- **TEXT PASSAGE**:

'''

Table 1 Land use variation in Brazil, (1970–2006 Thousands hectares)

The simultaneous increase in areas of crops and pasture is possible, of course, due to the increased total area available for agriculture, caused by the expansion of the agriculture frontier through deforestation. We underline the enormous availability of pasture areas in Brazil. Area under planted pasture represents 61% of total area under production, and the land use change between pasture and crops is traditionally important for agricultural expansion.

In spite of the increase in land used for agriculture and livestock, the rate of deforestation has been reduced considerably in the recent period. Figure 4 shows that the rate of deforestation fell markedly from 27,772 square kilometers (2.77 Mha) in 2004 to 5843 square kilometers (0.58 Mha) in 2013 (IBGE/PRODES).Footnote 4 The deforestation values in Fig. 4 refer to the Legal Amazon, an administrative region that includes nine out of the 26 Brazilian states (Rondônia, Acre, Amazonas, Roraima, Pará, Amapa, Tocantins, Maranhão and Mato Grosso). The agricultural frontier, however, is mainly located in Mato Grosso, Rondônia, and Pará, the states on the so-called “Arch of deforestation”.

Fig. 4
figure 4

Source PRODES (INPE) and Pesquisa Agrícola Municipal (IBGE)

Deforestation in Legal Amazon and annual crops area evolution (total) 1991–2013.

As seen before, however, the incorporation of new areas and the agricultural expansion do not match exactly in geographical terms, giving birth to the ILUC problem. How much of the agricultural frontier expansion in North and Center-west, for example, is caused by the sugarcane expansion in Southeast Brazil? Furthermore, if one goes deeper into details and looks inside the crops aggregate, how does the sugarcane expansion affects the supply of other types of agricultural products? As showed by Rudorff et al. (2010) using satellite imagery, for example, almost all the land use change for sugarcane expansion of crop year 2008/2009 occurred on pasture and annual crop land. The modeling approach used to analyze these issues is presented next.

3 Methodology

The methodological description is based on Ferreira Filho and Horridge (2014).

A multi-period computable general equilibrium model of Brazil, based on previous work by Ferreira Filho and Horridge (2014), is used to analyze the ILUC effects of projected sugarcane expansion. The model includes annual recursive dynamics and a detailed bottom-up regional representation, which for the simulations reported here distinguished 15 aggregated Brazilian regions. It also has 38 sectors, 10 household types, 10 labor grades, and a land use change (LUC) model which tracks land use in each state, to be described below. The core database is based on the 2005 Brazilian Input–Output model, as presented in Ferreira Filho (2010).

The model’s recursive dynamics consist basically of three mechanisms:

  • a stock-flow relation between investment and capital stock, which assumes a 1 year gestation lag;

  • a positive relation between investment and the rate of profit; and

  • a relation between wage growth and regional labor supply.

With these three mechanisms it is possible to construct a plausible base forecast for the future, as well as a policy forecast—because policy instruments shock variables to different values from the base (e.g., the ethanol expansion scenarios). This difference can be interpreted as the effect of the policy change. The model is run with the aid of RunDynam, a program to solve recursive-dynamic CGE models.

'''

[Element box notes]
'''

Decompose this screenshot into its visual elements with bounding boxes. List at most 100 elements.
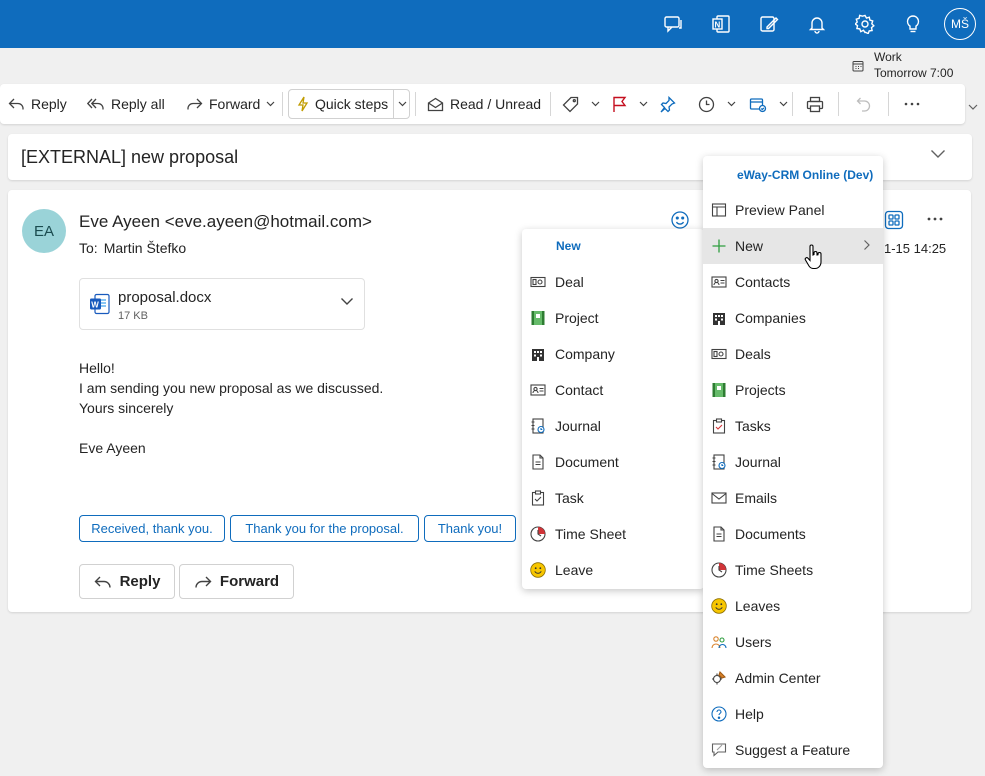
submenu-item-project[interactable]: Project — [522, 300, 704, 336]
submenu-item-label: Time Sheet — [555, 526, 627, 542]
submenu-item-label: Leave — [555, 562, 594, 578]
sender-avatar[interactable]: EA — [22, 209, 66, 253]
submenu-item-company[interactable]: Company — [522, 336, 704, 372]
submenu-item-deal[interactable]: Deal — [522, 264, 704, 300]
tag-button[interactable] — [562, 84, 600, 124]
submenu-item-label: Deal — [555, 274, 584, 290]
pin-button[interactable] — [659, 84, 682, 124]
attachment-card[interactable]: W proposal.docx 17 KB — [79, 278, 365, 330]
menu-item-label: Documents — [735, 526, 806, 542]
recipient[interactable]: Martin Štefko — [104, 240, 186, 256]
menu-item-label: Users — [735, 634, 772, 650]
divider — [888, 92, 889, 116]
menu-item-projects[interactable]: Projects — [703, 372, 883, 408]
submenu-item-contact[interactable]: Contact — [522, 372, 704, 408]
leave-icon — [530, 562, 546, 578]
edit-note-icon[interactable] — [755, 10, 783, 38]
body-line: Eve Ayeen — [79, 440, 146, 456]
chevron-down-icon[interactable] — [968, 104, 978, 111]
rules-icon — [749, 97, 767, 112]
sender[interactable]: Eve Ayeen <eve.ayeen@hotmail.com> — [79, 212, 372, 232]
submenu-item-journal[interactable]: Journal — [522, 408, 704, 444]
divider — [550, 92, 551, 116]
forward-button[interactable]: Forward — [179, 564, 294, 599]
received-date: 1-15 14:25 — [884, 241, 947, 256]
chevron-down-icon[interactable] — [930, 149, 946, 159]
rules-button[interactable] — [749, 84, 788, 124]
menu-item-label: Deals — [735, 346, 771, 362]
menu-item-emails[interactable]: Emails — [703, 480, 883, 516]
menu-item-companies[interactable]: Companies — [703, 300, 883, 336]
reminder-title: Work — [874, 50, 902, 64]
menu-item-label: Contacts — [735, 274, 791, 290]
submenu-item-document[interactable]: Document — [522, 444, 704, 480]
deal-icon — [530, 276, 546, 288]
menu-item-admin-center[interactable]: Admin Center — [703, 660, 883, 696]
emoji-reaction-icon[interactable] — [670, 210, 690, 230]
hand-cursor-icon — [804, 244, 822, 270]
user-avatar[interactable]: MŠ — [944, 8, 976, 40]
suggested-reply[interactable]: Thank you for the proposal. — [230, 515, 419, 542]
menu-item-leaves[interactable]: Leaves — [703, 588, 883, 624]
onenote-icon[interactable]: N — [707, 10, 735, 38]
menu-item-users[interactable]: Users — [703, 624, 883, 660]
submenu-item-task[interactable]: Task — [522, 480, 704, 516]
flag-button[interactable] — [612, 84, 648, 124]
snooze-button[interactable] — [698, 84, 736, 124]
submenu-item-label: Task — [555, 490, 584, 506]
print-button[interactable] — [806, 84, 830, 124]
admin-center-icon — [712, 670, 727, 685]
chevron-down-icon[interactable] — [398, 101, 407, 107]
menu-item-suggest-feature[interactable]: Suggest a Feature — [703, 732, 883, 768]
word-document-icon: W — [90, 293, 110, 315]
chevron-down-icon[interactable] — [266, 101, 275, 107]
chat-icon[interactable] — [659, 10, 687, 38]
reply-button[interactable]: Reply — [79, 564, 175, 599]
body-line: Yours sincerely — [79, 400, 174, 416]
menu-item-new[interactable]: New — [703, 228, 883, 264]
timesheet-icon — [711, 562, 727, 578]
bell-icon[interactable] — [803, 10, 831, 38]
email-icon — [711, 492, 727, 504]
chevron-down-icon — [591, 101, 600, 107]
lightning-icon — [297, 96, 309, 112]
body-line: Hello! — [79, 360, 115, 376]
menu-item-journal[interactable]: Journal — [703, 444, 883, 480]
suggested-reply[interactable]: Received, thank you. — [79, 515, 225, 542]
submenu-item-time-sheet[interactable]: Time Sheet — [522, 516, 704, 552]
reply-button[interactable]: Reply — [8, 84, 67, 124]
submenu-item-leave[interactable]: Leave — [522, 552, 704, 588]
submenu-header: New — [556, 239, 581, 253]
menu-item-label: Preview Panel — [735, 202, 825, 218]
quick-steps-label-wrap[interactable]: Quick steps — [297, 84, 388, 124]
menu-item-documents[interactable]: Documents — [703, 516, 883, 552]
menu-header: eWay-CRM Online (Dev) — [737, 168, 874, 182]
more-options-button[interactable] — [904, 84, 926, 124]
reply-label: Reply — [119, 573, 161, 590]
chevron-down-icon — [779, 101, 788, 107]
suggested-reply[interactable]: Thank you! — [424, 515, 516, 542]
read-unread-button[interactable]: Read / Unread — [427, 84, 541, 124]
undo-button[interactable] — [856, 84, 878, 124]
lightbulb-icon[interactable] — [899, 10, 927, 38]
chevron-down-icon[interactable] — [340, 297, 354, 306]
reply-label: Reply — [31, 96, 67, 112]
forward-button[interactable]: Forward — [186, 84, 275, 124]
more-horizontal-icon — [904, 102, 920, 106]
menu-item-time-sheets[interactable]: Time Sheets — [703, 552, 883, 588]
attachment-name: proposal.docx — [118, 289, 212, 306]
menu-item-help[interactable]: Help — [703, 696, 883, 732]
reply-all-button[interactable]: Reply all — [87, 84, 165, 124]
recipients: To: Martin Štefko — [79, 240, 186, 256]
menu-item-label: Projects — [735, 382, 786, 398]
menu-item-preview-panel[interactable]: Preview Panel — [703, 192, 883, 228]
chevron-down-icon — [727, 101, 736, 107]
apps-icon[interactable] — [884, 210, 904, 230]
reminder[interactable]: Work Tomorrow 7:00 — [852, 50, 982, 82]
more-horizontal-icon[interactable] — [926, 210, 944, 228]
menu-item-tasks[interactable]: Tasks — [703, 408, 883, 444]
gear-icon[interactable] — [851, 10, 879, 38]
menu-item-contacts[interactable]: Contacts — [703, 264, 883, 300]
help-icon — [711, 706, 727, 722]
menu-item-deals[interactable]: Deals — [703, 336, 883, 372]
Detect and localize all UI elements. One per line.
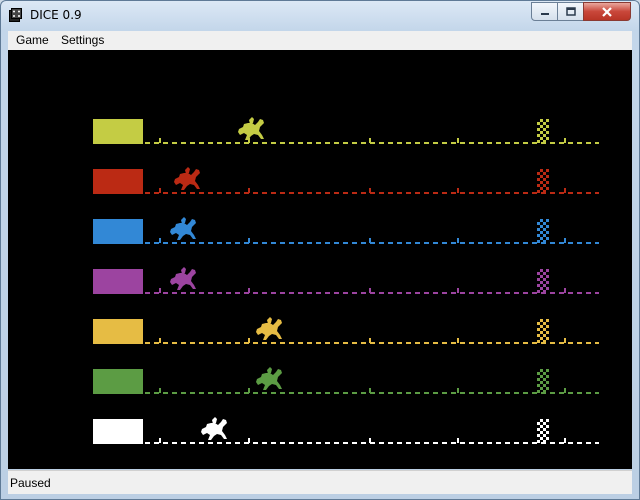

'''

- **WHAT TO DO**: Rewrite the land use text between "As seen before, however, the" and "and Horridge (2014).", inclusive, renaming "sugarcane" as "sugar cane". Work only from the text, not the items.

- **RESPONSE**:
As seen before, however, the incorporation of new areas and the agricultural expansion do not match exactly in geographical terms, giving birth to the ILUC problem. How much of the agricultural frontier expansion in North and Center-west, for example, is caused by the sugar cane expansion in Southeast Brazil? Furthermore, if one goes deeper into details and looks inside the crops aggregate, how does the sugar cane expansion affects the supply of other types of agricultural products? As showed by Rudorff et al. (2010) using satellite imagery, for example, almost all the land use change for sugar cane expansion of crop year 2008/2009 occurred on pasture and annual crop land. The modeling approach used to analyze these issues is presented next.

3 Methodology

The methodological description is based on Ferreira Filho and Horridge (2014).